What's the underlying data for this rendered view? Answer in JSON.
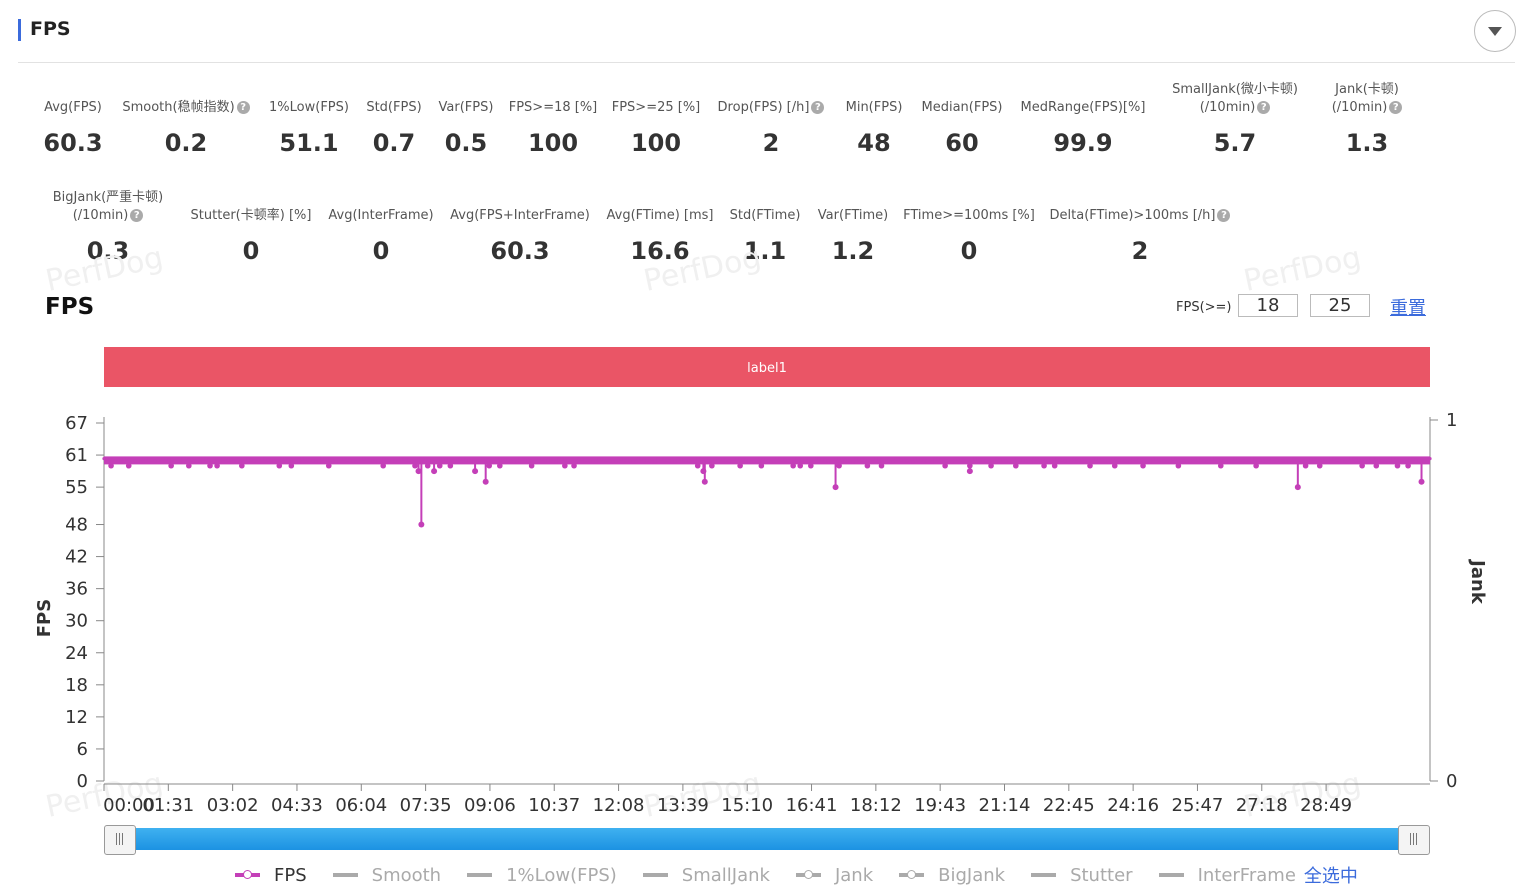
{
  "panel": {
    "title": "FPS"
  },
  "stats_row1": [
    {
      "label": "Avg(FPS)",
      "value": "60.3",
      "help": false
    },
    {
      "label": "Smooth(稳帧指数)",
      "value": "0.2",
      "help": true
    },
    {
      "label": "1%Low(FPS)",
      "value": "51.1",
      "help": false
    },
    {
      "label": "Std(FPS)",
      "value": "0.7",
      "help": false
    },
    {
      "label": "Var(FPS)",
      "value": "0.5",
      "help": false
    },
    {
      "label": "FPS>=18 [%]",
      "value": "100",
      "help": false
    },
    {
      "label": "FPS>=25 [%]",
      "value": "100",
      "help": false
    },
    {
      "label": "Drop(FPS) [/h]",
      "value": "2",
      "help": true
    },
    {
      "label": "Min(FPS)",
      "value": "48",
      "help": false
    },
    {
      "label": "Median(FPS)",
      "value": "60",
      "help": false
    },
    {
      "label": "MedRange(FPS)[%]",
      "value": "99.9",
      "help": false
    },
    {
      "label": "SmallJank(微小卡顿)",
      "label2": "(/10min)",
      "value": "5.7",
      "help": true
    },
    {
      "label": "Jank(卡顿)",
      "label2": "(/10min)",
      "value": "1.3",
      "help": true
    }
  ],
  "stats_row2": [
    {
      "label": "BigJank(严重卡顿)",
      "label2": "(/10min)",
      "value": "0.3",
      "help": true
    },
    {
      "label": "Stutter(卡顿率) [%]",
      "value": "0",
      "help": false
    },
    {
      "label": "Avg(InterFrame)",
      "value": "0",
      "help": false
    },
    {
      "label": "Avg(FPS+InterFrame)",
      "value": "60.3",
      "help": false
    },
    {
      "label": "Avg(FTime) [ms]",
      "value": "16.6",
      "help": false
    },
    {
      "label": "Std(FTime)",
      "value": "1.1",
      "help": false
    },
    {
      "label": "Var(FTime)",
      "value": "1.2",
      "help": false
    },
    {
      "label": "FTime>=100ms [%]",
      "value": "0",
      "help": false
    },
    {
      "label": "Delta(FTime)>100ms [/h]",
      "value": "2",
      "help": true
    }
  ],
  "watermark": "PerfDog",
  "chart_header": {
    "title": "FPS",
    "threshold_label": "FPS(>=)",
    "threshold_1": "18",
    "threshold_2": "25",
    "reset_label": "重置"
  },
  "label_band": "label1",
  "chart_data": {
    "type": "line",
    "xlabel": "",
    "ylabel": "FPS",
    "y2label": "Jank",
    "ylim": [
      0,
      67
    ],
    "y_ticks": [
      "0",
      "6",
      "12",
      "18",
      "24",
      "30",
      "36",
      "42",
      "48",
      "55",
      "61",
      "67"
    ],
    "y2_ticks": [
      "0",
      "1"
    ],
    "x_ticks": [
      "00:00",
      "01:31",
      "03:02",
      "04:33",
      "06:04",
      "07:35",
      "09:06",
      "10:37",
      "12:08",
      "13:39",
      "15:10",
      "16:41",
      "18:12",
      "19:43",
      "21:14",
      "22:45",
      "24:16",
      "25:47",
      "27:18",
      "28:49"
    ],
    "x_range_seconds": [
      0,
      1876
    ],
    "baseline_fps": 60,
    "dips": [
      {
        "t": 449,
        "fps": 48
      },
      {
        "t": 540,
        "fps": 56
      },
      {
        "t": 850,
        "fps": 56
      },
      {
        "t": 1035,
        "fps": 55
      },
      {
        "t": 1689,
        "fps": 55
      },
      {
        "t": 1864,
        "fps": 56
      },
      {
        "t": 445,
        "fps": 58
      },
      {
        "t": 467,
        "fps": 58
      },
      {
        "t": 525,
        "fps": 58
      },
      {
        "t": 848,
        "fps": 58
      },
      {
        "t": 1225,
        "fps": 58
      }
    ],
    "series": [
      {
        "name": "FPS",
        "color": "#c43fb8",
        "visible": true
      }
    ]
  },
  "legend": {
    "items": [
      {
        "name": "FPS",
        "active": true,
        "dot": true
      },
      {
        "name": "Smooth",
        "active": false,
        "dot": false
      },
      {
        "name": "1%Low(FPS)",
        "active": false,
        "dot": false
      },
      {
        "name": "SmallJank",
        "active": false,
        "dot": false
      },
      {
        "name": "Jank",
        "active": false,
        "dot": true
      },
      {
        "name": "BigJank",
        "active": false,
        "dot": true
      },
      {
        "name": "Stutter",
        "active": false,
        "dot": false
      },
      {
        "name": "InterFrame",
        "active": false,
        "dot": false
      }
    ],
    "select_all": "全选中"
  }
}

◇ ◇ ◇ ◇

(EXERCISE AIM)
Scan the records above for the string "InterFrame", then select every line that holds it.

(WRITTEN RESPONSE)
      "label": "Avg(InterFrame)",
      "label": "Avg(FPS+InterFrame)",
        "name": "InterFrame",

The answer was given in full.